REQUIRED WORK: Exclude images, then output the remaining data verbatim.

[Saved entries]
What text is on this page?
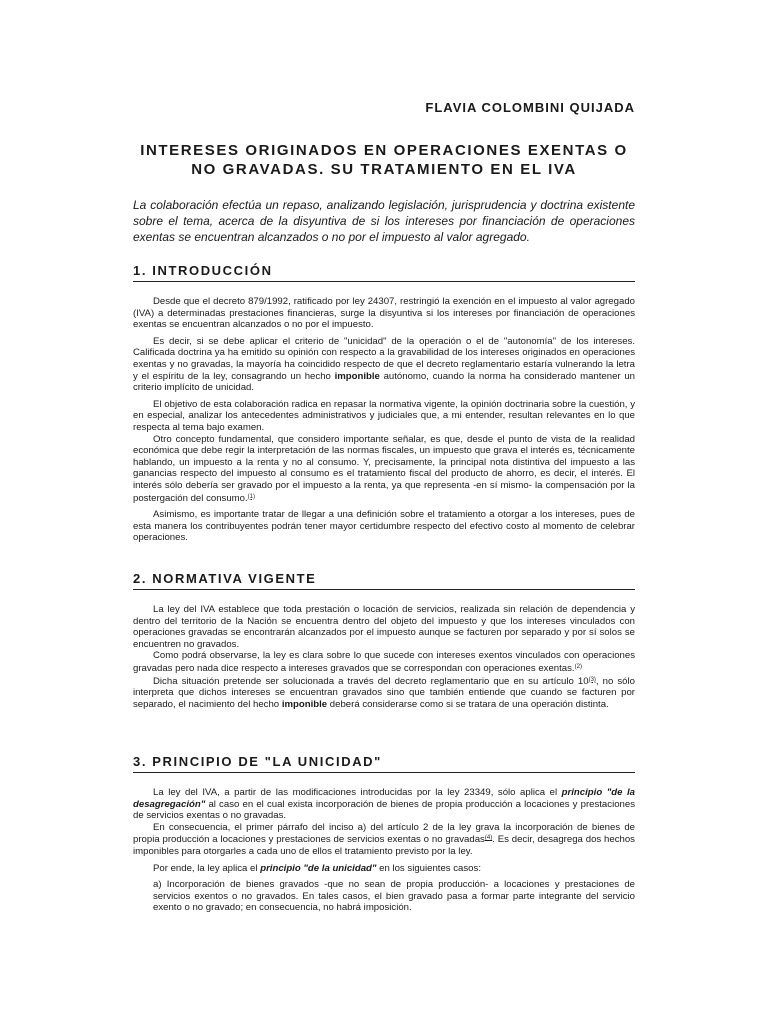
FLAVIA COLOMBINI QUIJADA
INTERESES ORIGINADOS EN OPERACIONES EXENTAS O NO GRAVADAS. SU TRATAMIENTO EN EL IVA
La colaboración efectúa un repaso, analizando legislación, jurisprudencia y doctrina existente sobre el tema, acerca de la disyuntiva de si los intereses por financiación de operaciones exentas se encuentran alcanzados o no por el impuesto al valor agregado.
1. INTRODUCCIÓN

Desde que el decreto 879/1992, ratificado por ley 24307, restringió la exención en el impuesto al valor agregado (IVA) a determinadas prestaciones financieras, surge la disyuntiva si los intereses por financiación de operaciones exentas se encuentran alcanzados o no por el impuesto.

Es decir, si se debe aplicar el criterio de "unicidad" de la operación o el de "autonomía" de los intereses. Calificada doctrina ya ha emitido su opinión con respecto a la gravabilidad de los intereses originados en operaciones exentas y no gravadas, la mayoría ha coincidido respecto de que el decreto reglamentario estaría vulnerando la letra y el espíritu de la ley, consagrando un hecho imponible autónomo, cuando la norma ha considerado mantener un criterio implícito de unicidad.

El objetivo de esta colaboración radica en repasar la normativa vigente, la opinión doctrinaria sobre la cuestión, y en especial, analizar los antecedentes administrativos y judiciales que, a mi entender, resultan relevantes en lo que respecta al tema bajo examen.

Otro concepto fundamental, que considero importante señalar, es que, desde el punto de vista de la realidad económica que debe regir la interpretación de las normas fiscales, un impuesto que grava el interés es, técnicamente hablando, un impuesto a la renta y no al consumo. Y, precisamente, la principal nota distintiva del impuesto a las ganancias respecto del impuesto al consumo es el tratamiento fiscal del producto de ahorro, es decir, el interés. El interés sólo debería ser gravado por el impuesto a la renta, ya que representa -en sí mismo- la compensación por la postergación del consumo.$^{(1)}$

Asimismo, es importante tratar de llegar a una definición sobre el tratamiento a otorgar a los intereses, pues de esta manera los contribuyentes podrán tener mayor certidumbre respecto del efectivo costo al momento de celebrar operaciones.

2. NORMATIVA VIGENTE

La ley del IVA establece que toda prestación o locación de servicios, realizada sin relación de dependencia y dentro del territorio de la Nación se encuentra dentro del objeto del impuesto y que los intereses vinculados con operaciones gravadas se encontrarán alcanzados por el impuesto aunque se facturen por separado y por sí solos se encuentren no gravados.

Como podrá observarse, la ley es clara sobre lo que sucede con intereses exentos vinculados con operaciones gravadas pero nada dice respecto a intereses gravados que se correspondan con operaciones exentas.$^{(2)}$

Dicha situación pretende ser solucionada a través del decreto reglamentario que en su artículo 10$^{(3)}$, no sólo interpreta que dichos intereses se encuentran gravados sino que también entiende que cuando se facturen por separado, el nacimiento del hecho imponible deberá considerarse como si se tratara de una operación distinta.

3. PRINCIPIO DE "LA UNICIDAD"

La ley del IVA, a partir de las modificaciones introducidas por la ley 23349, sólo aplica el principio "de la desagregación" al caso en el cual exista incorporación de bienes de propia producción a locaciones y prestaciones de servicios exentas o no gravadas.

En consecuencia, el primer párrafo del inciso a) del artículo 2 de la ley grava la incorporación de bienes de propia producción a locaciones y prestaciones de servicios exentas o no gravadas$^{(4)}$. Es decir, desagrega dos hechos imponibles para otorgarles a cada uno de ellos el tratamiento previsto por la ley.

Por ende, la ley aplica el principio "de la unicidad" en los siguientes casos:

a) Incorporación de bienes gravados -que no sean de propia producción- a locaciones y prestaciones de servicios exentos o no gravados. En tales casos, el bien gravado pasa a formar parte integrante del servicio exento o no gravado; en consecuencia, no habrá imposición.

PROBLEM SOLUTION:
What text is on this page?
FLAVIA COLOMBINI QUIJADA
INTERESES ORIGINADOS EN OPERACIONES EXENTAS O NO GRAVADAS. SU TRATAMIENTO EN EL IVA
La colaboración efectúa un repaso, analizando legislación, jurisprudencia y doctrina existente sobre el tema, acerca de la disyuntiva de si los intereses por financiación de operaciones exentas se encuentran alcanzados o no por el impuesto al valor agregado.
1. INTRODUCCIÓN

Desde que el decreto 879/1992, ratificado por ley 24307, restringió la exención en el impuesto al valor agregado (IVA) a determinadas prestaciones financieras, surge la disyuntiva si los intereses por financiación de operaciones exentas se encuentran alcanzados o no por el impuesto.

Es decir, si se debe aplicar el criterio de "unicidad" de la operación o el de "autonomía" de los intereses. Calificada doctrina ya ha emitido su opinión con respecto a la gravabilidad de los intereses originados en operaciones exentas y no gravadas, la mayoría ha coincidido respecto de que el decreto reglamentario estaría vulnerando la letra y el espíritu de la ley, consagrando un hecho imponible autónomo, cuando la norma ha considerado mantener un criterio implícito de unicidad.

El objetivo de esta colaboración radica en repasar la normativa vigente, la opinión doctrinaria sobre la cuestión, y en especial, analizar los antecedentes administrativos y judiciales que, a mi entender, resultan relevantes en lo que respecta al tema bajo examen.

Otro concepto fundamental, que considero importante señalar, es que, desde el punto de vista de la realidad económica que debe regir la interpretación de las normas fiscales, un impuesto que grava el interés es, técnicamente hablando, un impuesto a la renta y no al consumo. Y, precisamente, la principal nota distintiva del impuesto a las ganancias respecto del impuesto al consumo es el tratamiento fiscal del producto de ahorro, es decir, el interés. El interés sólo debería ser gravado por el impuesto a la renta, ya que representa -en sí mismo- la compensación por la postergación del consumo.$^{(1)}$

Asimismo, es importante tratar de llegar a una definición sobre el tratamiento a otorgar a los intereses, pues de esta manera los contribuyentes podrán tener mayor certidumbre respecto del efectivo costo al momento de celebrar operaciones.

2. NORMATIVA VIGENTE

La ley del IVA establece que toda prestación o locación de servicios, realizada sin relación de dependencia y dentro del territorio de la Nación se encuentra dentro del objeto del impuesto y que los intereses vinculados con operaciones gravadas se encontrarán alcanzados por el impuesto aunque se facturen por separado y por sí solos se encuentren no gravados.

Como podrá observarse, la ley es clara sobre lo que sucede con intereses exentos vinculados con operaciones gravadas pero nada dice respecto a intereses gravados que se correspondan con operaciones exentas.$^{(2)}$

Dicha situación pretende ser solucionada a través del decreto reglamentario que en su artículo 10$^{(3)}$, no sólo interpreta que dichos intereses se encuentran gravados sino que también entiende que cuando se facturen por separado, el nacimiento del hecho imponible deberá considerarse como si se tratara de una operación distinta.

3. PRINCIPIO DE "LA UNICIDAD"

La ley del IVA, a partir de las modificaciones introducidas por la ley 23349, sólo aplica el principio "de la desagregación" al caso en el cual exista incorporación de bienes de propia producción a locaciones y prestaciones de servicios exentas o no gravadas.

En consecuencia, el primer párrafo del inciso a) del artículo 2 de la ley grava la incorporación de bienes de propia producción a locaciones y prestaciones de servicios exentas o no gravadas$^{(4)}$. Es decir, desagrega dos hechos imponibles para otorgarles a cada uno de ellos el tratamiento previsto por la ley.

Por ende, la ley aplica el principio "de la unicidad" en los siguientes casos:

a) Incorporación de bienes gravados -que no sean de propia producción- a locaciones y prestaciones de servicios exentos o no gravados. En tales casos, el bien gravado pasa a formar parte integrante del servicio exento o no gravado; en consecuencia, no habrá imposición.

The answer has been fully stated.